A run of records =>
┌────────
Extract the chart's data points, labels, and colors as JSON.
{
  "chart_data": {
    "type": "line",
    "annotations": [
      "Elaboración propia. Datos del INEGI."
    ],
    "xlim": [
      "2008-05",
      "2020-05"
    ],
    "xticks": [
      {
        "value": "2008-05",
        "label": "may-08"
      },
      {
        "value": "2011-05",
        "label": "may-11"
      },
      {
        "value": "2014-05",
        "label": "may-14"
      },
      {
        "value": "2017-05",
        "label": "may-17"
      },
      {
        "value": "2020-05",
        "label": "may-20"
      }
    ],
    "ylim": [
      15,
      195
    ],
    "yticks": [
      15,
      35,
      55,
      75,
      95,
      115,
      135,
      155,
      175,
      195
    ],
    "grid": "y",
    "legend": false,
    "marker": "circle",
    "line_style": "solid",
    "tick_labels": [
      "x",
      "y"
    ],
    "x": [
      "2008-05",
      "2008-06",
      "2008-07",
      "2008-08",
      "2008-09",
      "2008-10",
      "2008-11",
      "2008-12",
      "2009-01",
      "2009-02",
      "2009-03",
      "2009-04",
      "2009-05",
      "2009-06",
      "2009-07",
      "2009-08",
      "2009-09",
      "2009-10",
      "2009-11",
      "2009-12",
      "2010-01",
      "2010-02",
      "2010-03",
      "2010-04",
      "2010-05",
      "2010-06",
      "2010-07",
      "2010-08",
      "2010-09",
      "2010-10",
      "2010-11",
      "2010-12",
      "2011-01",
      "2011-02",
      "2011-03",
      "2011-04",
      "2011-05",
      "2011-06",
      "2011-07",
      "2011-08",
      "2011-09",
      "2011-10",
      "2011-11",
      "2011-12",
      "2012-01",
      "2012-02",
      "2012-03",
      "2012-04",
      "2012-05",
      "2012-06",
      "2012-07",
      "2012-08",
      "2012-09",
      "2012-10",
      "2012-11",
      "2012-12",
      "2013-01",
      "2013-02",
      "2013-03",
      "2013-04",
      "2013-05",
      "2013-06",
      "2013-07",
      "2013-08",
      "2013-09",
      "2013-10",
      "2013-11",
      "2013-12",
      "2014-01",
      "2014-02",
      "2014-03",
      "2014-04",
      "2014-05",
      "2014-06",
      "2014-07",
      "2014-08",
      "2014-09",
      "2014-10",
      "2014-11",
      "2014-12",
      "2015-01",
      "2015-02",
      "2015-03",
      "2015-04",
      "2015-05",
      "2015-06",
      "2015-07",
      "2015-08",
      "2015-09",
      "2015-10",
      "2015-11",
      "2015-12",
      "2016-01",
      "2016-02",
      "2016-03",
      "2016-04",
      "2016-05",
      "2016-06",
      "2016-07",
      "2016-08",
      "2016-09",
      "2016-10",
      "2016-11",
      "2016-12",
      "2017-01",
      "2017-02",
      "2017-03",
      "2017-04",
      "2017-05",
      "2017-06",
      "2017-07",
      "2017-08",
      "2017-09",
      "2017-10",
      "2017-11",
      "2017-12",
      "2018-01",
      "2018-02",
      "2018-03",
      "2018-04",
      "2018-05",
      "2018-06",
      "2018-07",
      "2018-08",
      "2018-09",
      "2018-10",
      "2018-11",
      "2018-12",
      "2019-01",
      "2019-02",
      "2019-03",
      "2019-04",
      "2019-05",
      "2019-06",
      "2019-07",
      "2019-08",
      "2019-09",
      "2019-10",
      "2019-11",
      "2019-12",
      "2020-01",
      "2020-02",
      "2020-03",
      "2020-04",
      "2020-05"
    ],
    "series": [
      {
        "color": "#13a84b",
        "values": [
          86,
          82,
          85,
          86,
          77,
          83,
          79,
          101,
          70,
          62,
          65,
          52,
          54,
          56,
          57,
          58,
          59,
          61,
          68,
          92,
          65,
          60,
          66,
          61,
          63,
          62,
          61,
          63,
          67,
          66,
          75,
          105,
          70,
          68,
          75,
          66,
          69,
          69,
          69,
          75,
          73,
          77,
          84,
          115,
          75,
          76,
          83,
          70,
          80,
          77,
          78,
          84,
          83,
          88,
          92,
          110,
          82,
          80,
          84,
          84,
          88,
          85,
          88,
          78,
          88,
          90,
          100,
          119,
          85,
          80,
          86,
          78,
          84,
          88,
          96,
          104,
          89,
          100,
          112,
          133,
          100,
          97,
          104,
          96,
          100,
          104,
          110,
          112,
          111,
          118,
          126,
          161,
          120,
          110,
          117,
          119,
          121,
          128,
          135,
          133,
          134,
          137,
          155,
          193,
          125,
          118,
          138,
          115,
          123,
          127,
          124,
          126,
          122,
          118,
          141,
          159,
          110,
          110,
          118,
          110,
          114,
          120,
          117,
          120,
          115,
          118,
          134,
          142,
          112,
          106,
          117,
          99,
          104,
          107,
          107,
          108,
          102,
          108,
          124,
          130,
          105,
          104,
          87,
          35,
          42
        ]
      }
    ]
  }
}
└────────
Problem statement => Retype all the material above precisely, with no line left out.

Result =>
Extract the chart's data points, labels, and colors as JSON.
{
  "chart_data": {
    "type": "line",
    "annotations": [
      "Elaboración propia. Datos del INEGI."
    ],
    "xlim": [
      "2008-05",
      "2020-05"
    ],
    "xticks": [
      {
        "value": "2008-05",
        "label": "may-08"
      },
      {
        "value": "2011-05",
        "label": "may-11"
      },
      {
        "value": "2014-05",
        "label": "may-14"
      },
      {
        "value": "2017-05",
        "label": "may-17"
      },
      {
        "value": "2020-05",
        "label": "may-20"
      }
    ],
    "ylim": [
      15,
      195
    ],
    "yticks": [
      15,
      35,
      55,
      75,
      95,
      115,
      135,
      155,
      175,
      195
    ],
    "grid": "y",
    "legend": false,
    "marker": "circle",
    "line_style": "solid",
    "tick_labels": [
      "x",
      "y"
    ],
    "x": [
      "2008-05",
      "2008-06",
      "2008-07",
      "2008-08",
      "2008-09",
      "2008-10",
      "2008-11",
      "2008-12",
      "2009-01",
      "2009-02",
      "2009-03",
      "2009-04",
      "2009-05",
      "2009-06",
      "2009-07",
      "2009-08",
      "2009-09",
      "2009-10",
      "2009-11",
      "2009-12",
      "2010-01",
      "2010-02",
      "2010-03",
      "2010-04",
      "2010-05",
      "2010-06",
      "2010-07",
      "2010-08",
      "2010-09",
      "2010-10",
      "2010-11",
      "2010-12",
      "2011-01",
      "2011-02",
      "2011-03",
      "2011-04",
      "2011-05",
      "2011-06",
      "2011-07",
      "2011-08",
      "2011-09",
      "2011-10",
      "2011-11",
      "2011-12",
      "2012-01",
      "2012-02",
      "2012-03",
      "2012-04",
      "2012-05",
      "2012-06",
      "2012-07",
      "2012-08",
      "2012-09",
      "2012-10",
      "2012-11",
      "2012-12",
      "2013-01",
      "2013-02",
      "2013-03",
      "2013-04",
      "2013-05",
      "2013-06",
      "2013-07",
      "2013-08",
      "2013-09",
      "2013-10",
      "2013-11",
      "2013-12",
      "2014-01",
      "2014-02",
      "2014-03",
      "2014-04",
      "2014-05",
      "2014-06",
      "2014-07",
      "2014-08",
      "2014-09",
      "2014-10",
      "2014-11",
      "2014-12",
      "2015-01",
      "2015-02",
      "2015-03",
      "2015-04",
      "2015-05",
      "2015-06",
      "2015-07",
      "2015-08",
      "2015-09",
      "2015-10",
      "2015-11",
      "2015-12",
      "2016-01",
      "2016-02",
      "2016-03",
      "2016-04",
      "2016-05",
      "2016-06",
      "2016-07",
      "2016-08",
      "2016-09",
      "2016-10",
      "2016-11",
      "2016-12",
      "2017-01",
      "2017-02",
      "2017-03",
      "2017-04",
      "2017-05",
      "2017-06",
      "2017-07",
      "2017-08",
      "2017-09",
      "2017-10",
      "2017-11",
      "2017-12",
      "2018-01",
      "2018-02",
      "2018-03",
      "2018-04",
      "2018-05",
      "2018-06",
      "2018-07",
      "2018-08",
      "2018-09",
      "2018-10",
      "2018-11",
      "2018-12",
      "2019-01",
      "2019-02",
      "2019-03",
      "2019-04",
      "2019-05",
      "2019-06",
      "2019-07",
      "2019-08",
      "2019-09",
      "2019-10",
      "2019-11",
      "2019-12",
      "2020-01",
      "2020-02",
      "2020-03",
      "2020-04",
      "2020-05"
    ],
    "series": [
      {
        "color": "#13a84b",
        "values": [
          86,
          82,
          85,
          86,
          77,
          83,
          79,
          101,
          70,
          62,
          65,
          52,
          54,
          56,
          57,
          58,
          59,
          61,
          68,
          92,
          65,
          60,
          66,
          61,
          63,
          62,
          61,
          63,
          67,
          66,
          75,
          105,
          70,
          68,
          75,
          66,
          69,
          69,
          69,
          75,
          73,
          77,
          84,
          115,
          75,
          76,
          83,
          70,
          80,
          77,
          78,
          84,
          83,
          88,
          92,
          110,
          82,
          80,
          84,
          84,
          88,
          85,
          88,
          78,
          88,
          90,
          100,
          119,
          85,
          80,
          86,
          78,
          84,
          88,
          96,
          104,
          89,
          100,
          112,
          133,
          100,
          97,
          104,
          96,
          100,
          104,
          110,
          112,
          111,
          118,
          126,
          161,
          120,
          110,
          117,
          119,
          121,
          128,
          135,
          133,
          134,
          137,
          155,
          193,
          125,
          118,
          138,
          115,
          123,
          127,
          124,
          126,
          122,
          118,
          141,
          159,
          110,
          110,
          118,
          110,
          114,
          120,
          117,
          120,
          115,
          118,
          134,
          142,
          112,
          106,
          117,
          99,
          104,
          107,
          107,
          108,
          102,
          108,
          124,
          130,
          105,
          104,
          87,
          35,
          42
        ]
      }
    ]
  }
}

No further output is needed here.